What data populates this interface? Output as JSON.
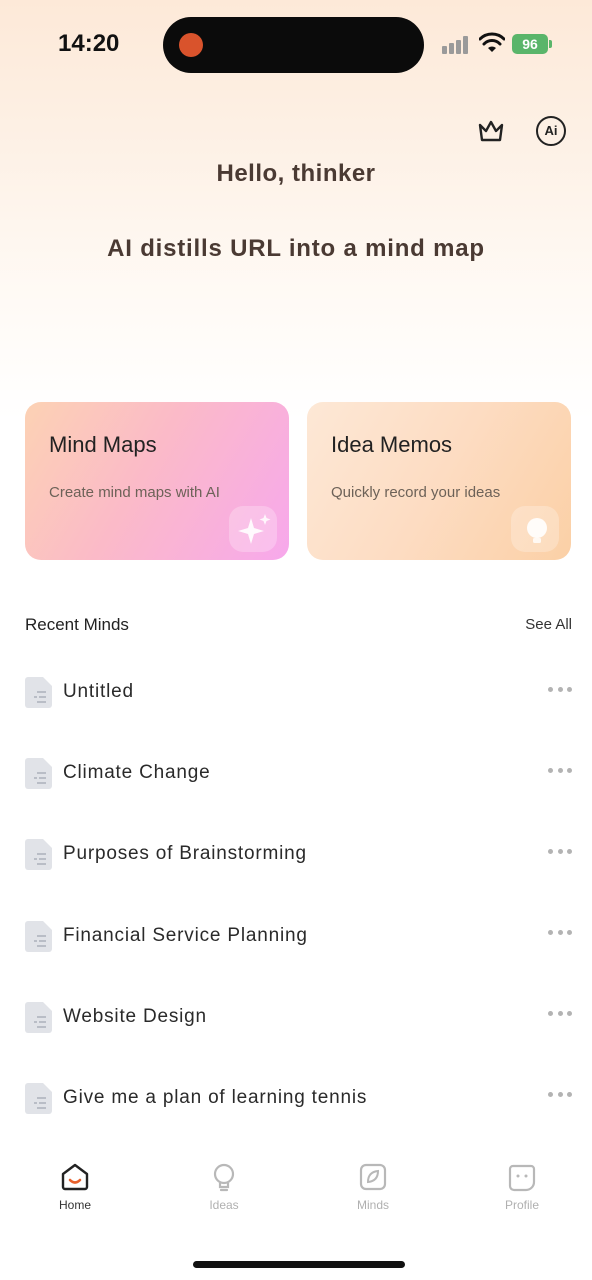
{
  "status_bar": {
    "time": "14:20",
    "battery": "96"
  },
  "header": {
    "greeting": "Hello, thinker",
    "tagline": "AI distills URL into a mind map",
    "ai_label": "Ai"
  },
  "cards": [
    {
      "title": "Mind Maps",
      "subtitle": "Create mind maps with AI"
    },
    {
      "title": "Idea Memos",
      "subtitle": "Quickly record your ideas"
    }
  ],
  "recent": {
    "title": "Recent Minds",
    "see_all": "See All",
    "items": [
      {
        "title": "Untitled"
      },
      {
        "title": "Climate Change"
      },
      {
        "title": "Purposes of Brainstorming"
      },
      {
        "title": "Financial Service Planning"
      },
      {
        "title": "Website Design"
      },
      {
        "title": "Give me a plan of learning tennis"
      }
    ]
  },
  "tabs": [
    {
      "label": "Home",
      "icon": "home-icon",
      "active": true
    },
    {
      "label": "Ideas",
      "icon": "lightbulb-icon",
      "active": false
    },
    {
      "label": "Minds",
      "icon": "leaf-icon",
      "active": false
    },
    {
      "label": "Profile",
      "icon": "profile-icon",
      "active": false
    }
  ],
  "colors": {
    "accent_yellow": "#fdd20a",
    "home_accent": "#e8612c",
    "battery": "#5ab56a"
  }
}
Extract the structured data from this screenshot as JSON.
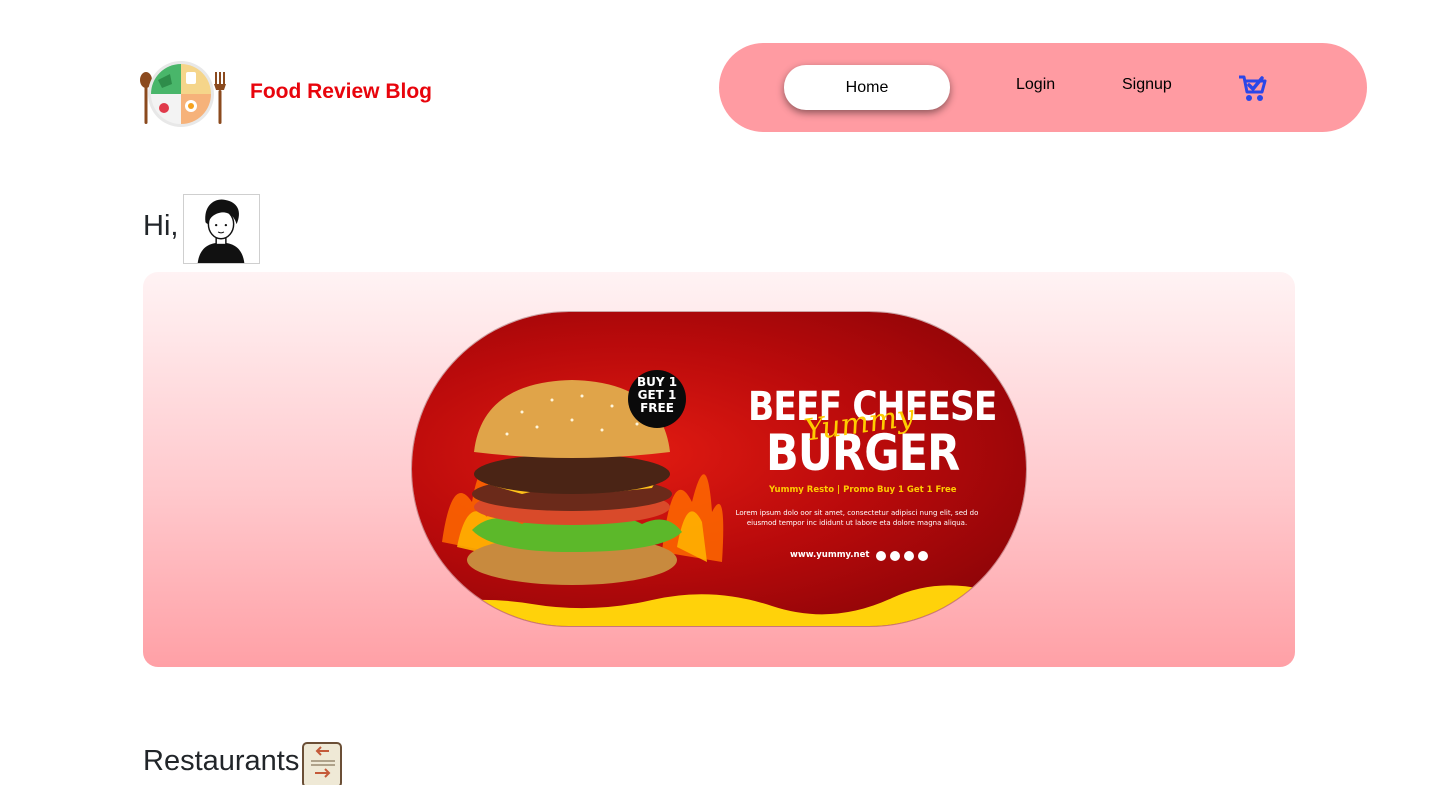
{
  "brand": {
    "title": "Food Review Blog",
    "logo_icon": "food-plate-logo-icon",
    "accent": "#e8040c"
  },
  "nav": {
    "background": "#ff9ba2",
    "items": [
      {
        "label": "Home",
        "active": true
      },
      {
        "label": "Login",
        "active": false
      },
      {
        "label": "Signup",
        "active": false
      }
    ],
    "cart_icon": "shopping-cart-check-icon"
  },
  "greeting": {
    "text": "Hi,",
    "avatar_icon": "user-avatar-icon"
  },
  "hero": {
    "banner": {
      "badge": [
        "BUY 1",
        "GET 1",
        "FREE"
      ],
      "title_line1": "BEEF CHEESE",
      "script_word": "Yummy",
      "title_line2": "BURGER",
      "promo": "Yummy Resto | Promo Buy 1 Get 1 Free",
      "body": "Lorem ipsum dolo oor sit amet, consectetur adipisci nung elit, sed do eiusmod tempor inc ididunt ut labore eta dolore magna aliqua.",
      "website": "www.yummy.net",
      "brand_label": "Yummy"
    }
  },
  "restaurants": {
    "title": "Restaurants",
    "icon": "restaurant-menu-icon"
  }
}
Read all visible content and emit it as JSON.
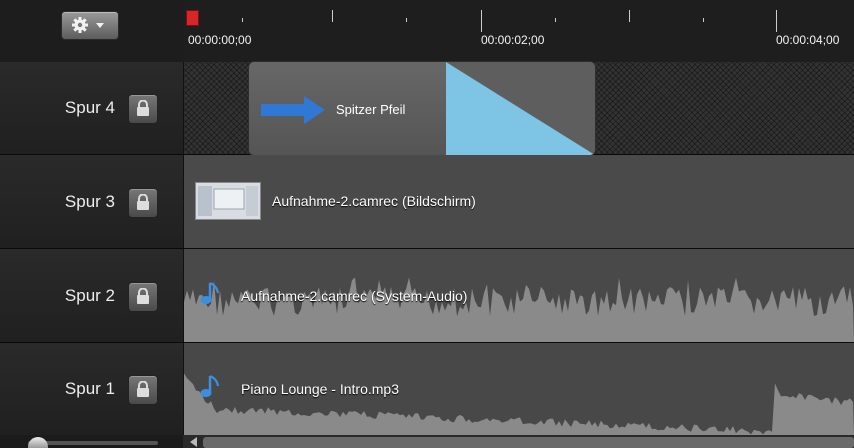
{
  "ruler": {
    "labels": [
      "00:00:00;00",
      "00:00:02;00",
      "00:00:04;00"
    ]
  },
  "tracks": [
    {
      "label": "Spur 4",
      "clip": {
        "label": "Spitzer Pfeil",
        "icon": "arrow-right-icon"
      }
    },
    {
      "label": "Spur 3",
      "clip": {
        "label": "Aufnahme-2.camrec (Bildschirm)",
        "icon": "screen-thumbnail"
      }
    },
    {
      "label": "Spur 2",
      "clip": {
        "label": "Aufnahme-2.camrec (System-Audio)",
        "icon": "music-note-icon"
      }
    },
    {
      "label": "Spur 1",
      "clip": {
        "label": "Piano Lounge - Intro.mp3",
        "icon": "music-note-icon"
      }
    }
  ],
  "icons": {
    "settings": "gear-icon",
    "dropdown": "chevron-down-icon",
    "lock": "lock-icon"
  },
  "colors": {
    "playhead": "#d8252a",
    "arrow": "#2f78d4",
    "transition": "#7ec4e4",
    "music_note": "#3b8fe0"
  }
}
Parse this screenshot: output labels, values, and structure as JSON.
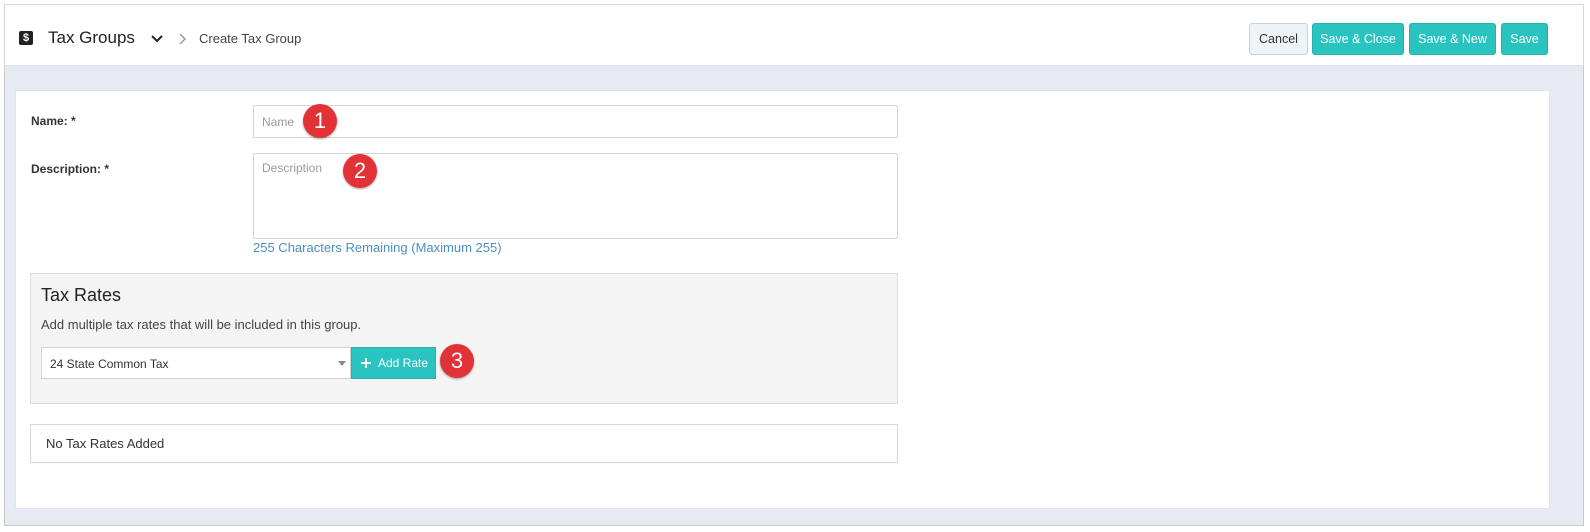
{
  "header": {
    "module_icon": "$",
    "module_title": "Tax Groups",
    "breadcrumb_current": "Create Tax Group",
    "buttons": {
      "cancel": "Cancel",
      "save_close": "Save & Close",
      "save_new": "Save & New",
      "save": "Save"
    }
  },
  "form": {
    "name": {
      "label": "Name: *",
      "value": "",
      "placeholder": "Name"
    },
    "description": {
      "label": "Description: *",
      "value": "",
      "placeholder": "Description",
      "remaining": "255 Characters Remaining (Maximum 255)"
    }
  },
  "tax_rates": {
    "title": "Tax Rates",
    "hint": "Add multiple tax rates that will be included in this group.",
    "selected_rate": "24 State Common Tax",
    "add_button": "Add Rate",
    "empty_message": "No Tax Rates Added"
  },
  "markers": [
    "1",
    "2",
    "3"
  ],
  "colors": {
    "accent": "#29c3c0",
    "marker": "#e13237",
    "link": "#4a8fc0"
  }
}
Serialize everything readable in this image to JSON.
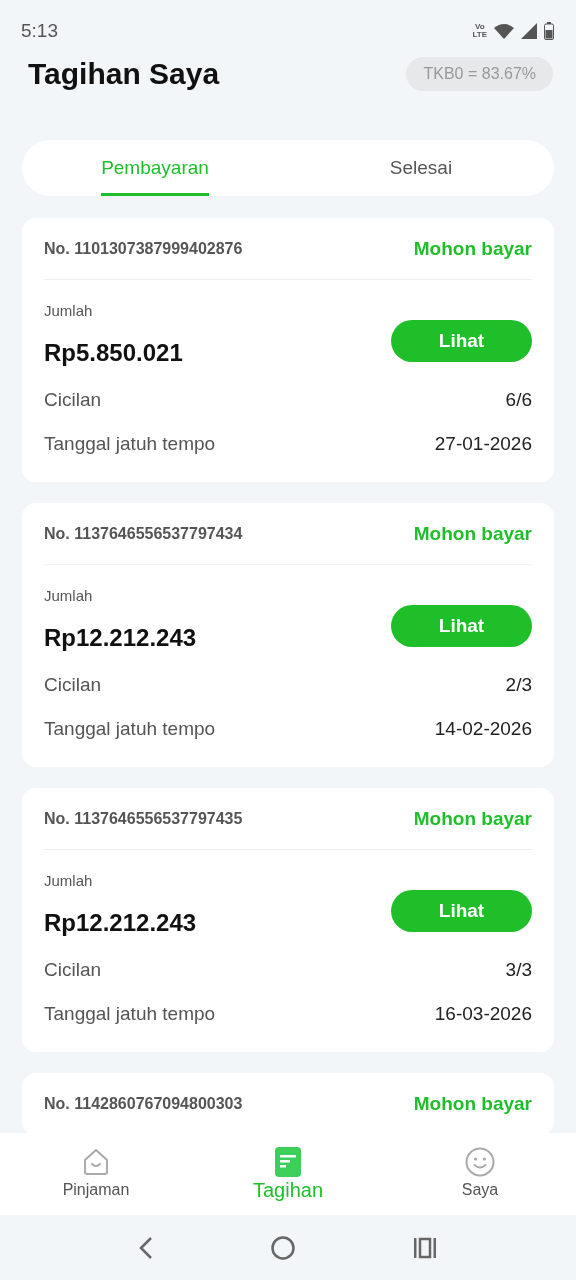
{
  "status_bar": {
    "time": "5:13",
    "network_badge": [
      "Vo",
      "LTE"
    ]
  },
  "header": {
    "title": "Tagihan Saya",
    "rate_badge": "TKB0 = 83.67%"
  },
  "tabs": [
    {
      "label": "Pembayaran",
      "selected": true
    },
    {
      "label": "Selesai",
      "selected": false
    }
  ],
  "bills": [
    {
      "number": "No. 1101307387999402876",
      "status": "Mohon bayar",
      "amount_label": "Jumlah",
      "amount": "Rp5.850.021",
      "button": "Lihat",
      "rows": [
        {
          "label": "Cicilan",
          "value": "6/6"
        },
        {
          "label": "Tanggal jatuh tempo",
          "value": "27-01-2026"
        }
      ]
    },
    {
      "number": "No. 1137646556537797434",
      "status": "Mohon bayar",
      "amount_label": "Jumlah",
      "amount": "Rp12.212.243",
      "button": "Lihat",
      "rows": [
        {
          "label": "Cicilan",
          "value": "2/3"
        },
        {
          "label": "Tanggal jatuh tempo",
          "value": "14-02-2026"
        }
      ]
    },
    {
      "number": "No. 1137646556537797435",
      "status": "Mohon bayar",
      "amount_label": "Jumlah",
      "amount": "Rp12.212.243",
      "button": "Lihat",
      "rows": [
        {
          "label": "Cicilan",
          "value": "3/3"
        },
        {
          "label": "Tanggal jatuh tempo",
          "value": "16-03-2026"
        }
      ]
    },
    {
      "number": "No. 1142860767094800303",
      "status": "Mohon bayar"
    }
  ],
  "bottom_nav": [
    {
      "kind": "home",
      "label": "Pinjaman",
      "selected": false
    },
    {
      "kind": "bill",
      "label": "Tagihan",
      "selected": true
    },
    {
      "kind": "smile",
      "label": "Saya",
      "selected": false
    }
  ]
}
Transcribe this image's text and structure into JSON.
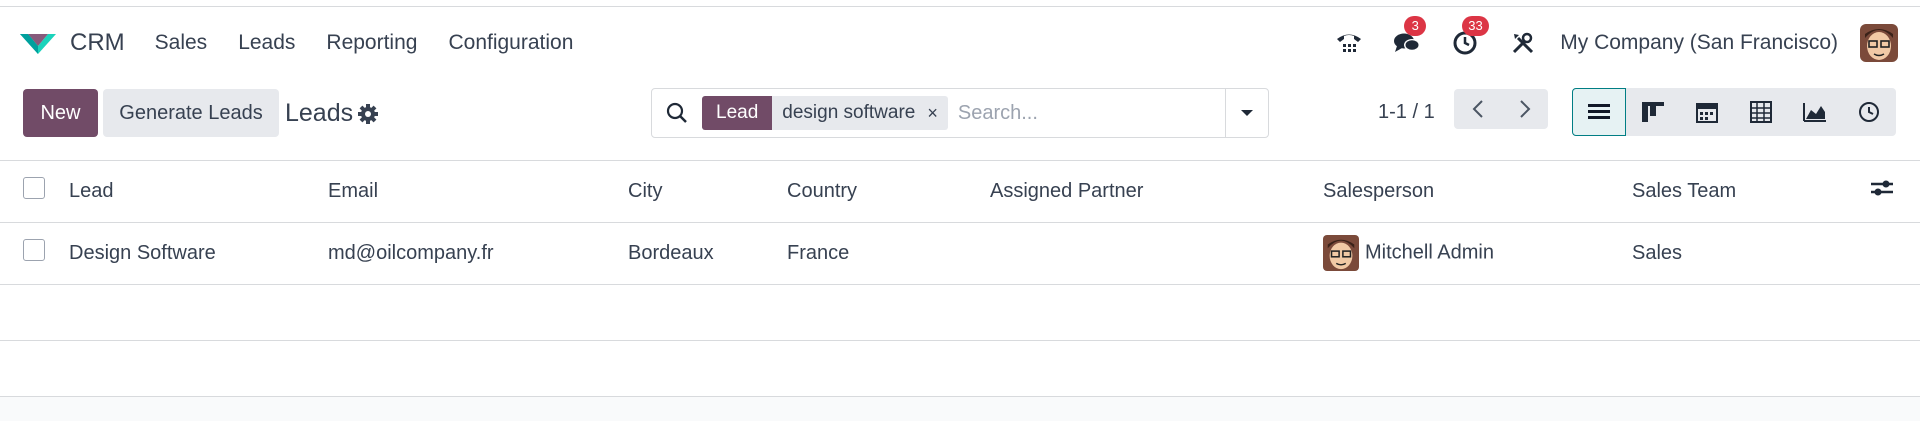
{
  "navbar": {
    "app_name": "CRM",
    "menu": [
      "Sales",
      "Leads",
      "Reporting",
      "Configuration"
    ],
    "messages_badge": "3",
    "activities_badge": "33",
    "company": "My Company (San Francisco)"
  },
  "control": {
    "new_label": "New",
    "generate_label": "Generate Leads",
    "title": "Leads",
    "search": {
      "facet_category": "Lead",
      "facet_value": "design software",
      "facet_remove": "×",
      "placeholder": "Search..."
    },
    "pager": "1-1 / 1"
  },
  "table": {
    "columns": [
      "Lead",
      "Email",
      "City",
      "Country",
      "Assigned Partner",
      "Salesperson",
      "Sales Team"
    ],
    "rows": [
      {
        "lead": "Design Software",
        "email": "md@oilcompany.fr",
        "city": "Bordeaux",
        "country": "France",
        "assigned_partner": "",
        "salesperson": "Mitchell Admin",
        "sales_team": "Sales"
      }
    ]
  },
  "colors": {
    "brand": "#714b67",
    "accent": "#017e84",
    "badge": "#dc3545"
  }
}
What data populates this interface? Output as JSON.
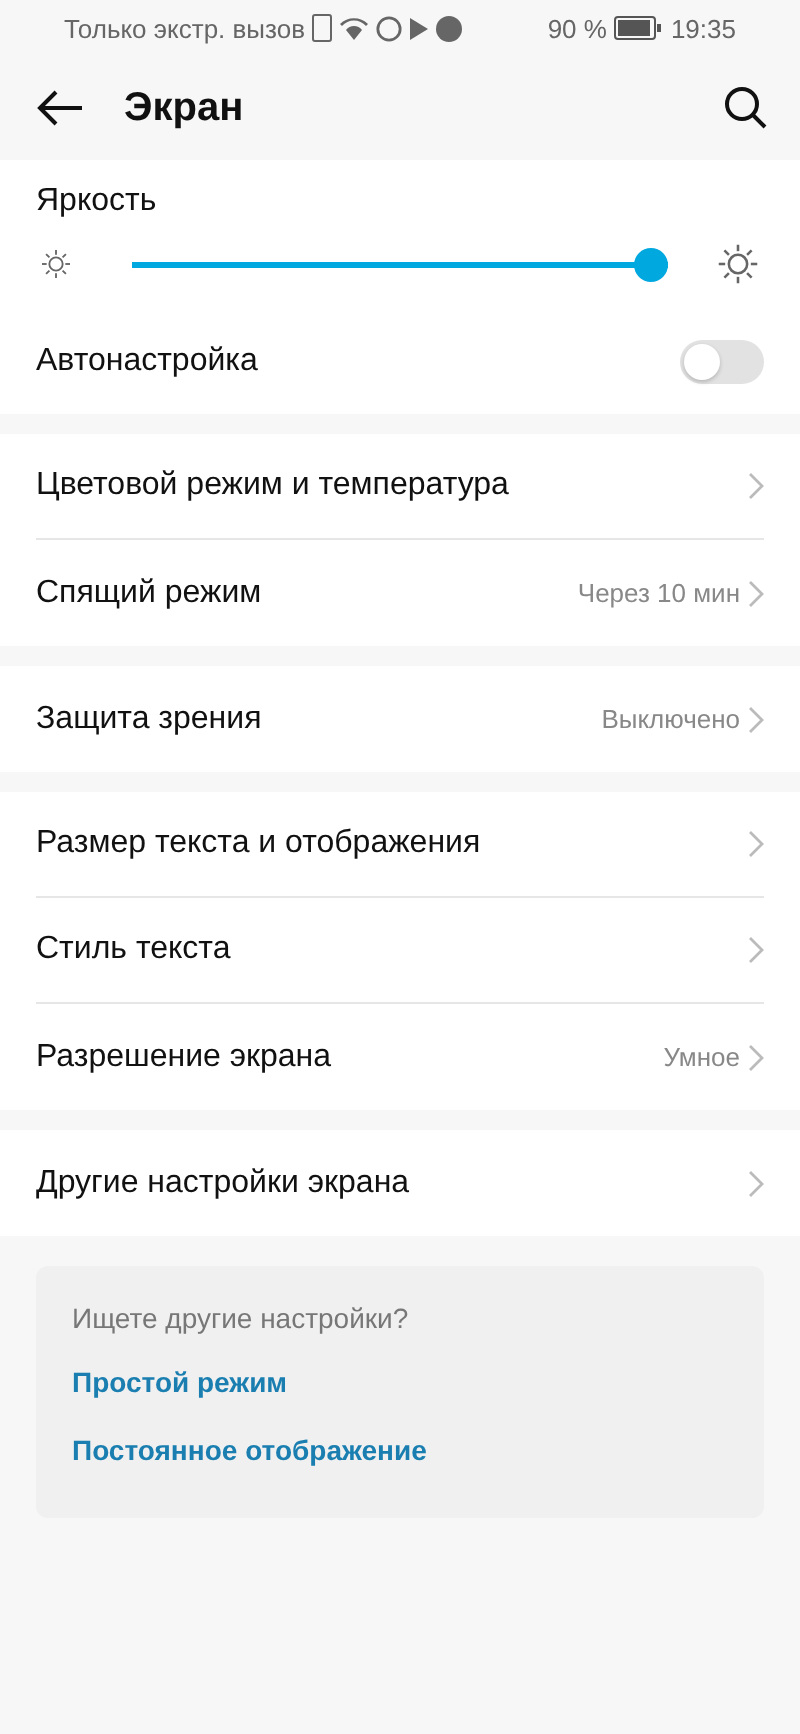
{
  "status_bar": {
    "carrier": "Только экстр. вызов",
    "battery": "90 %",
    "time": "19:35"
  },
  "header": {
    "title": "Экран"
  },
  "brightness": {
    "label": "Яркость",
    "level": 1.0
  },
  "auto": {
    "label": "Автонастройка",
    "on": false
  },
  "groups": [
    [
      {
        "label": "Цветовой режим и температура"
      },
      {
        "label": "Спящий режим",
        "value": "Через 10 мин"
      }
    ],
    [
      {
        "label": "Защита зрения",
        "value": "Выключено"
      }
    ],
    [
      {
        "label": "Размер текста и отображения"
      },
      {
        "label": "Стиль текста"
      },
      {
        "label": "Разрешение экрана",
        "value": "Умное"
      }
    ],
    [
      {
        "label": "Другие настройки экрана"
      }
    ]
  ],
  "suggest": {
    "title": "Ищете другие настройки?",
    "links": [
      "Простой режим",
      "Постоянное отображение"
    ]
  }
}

◆ Instruction ◆
Count the lines above that contain the word "Aufnahme", and reply with only that number.

◆ Task answer ◆
2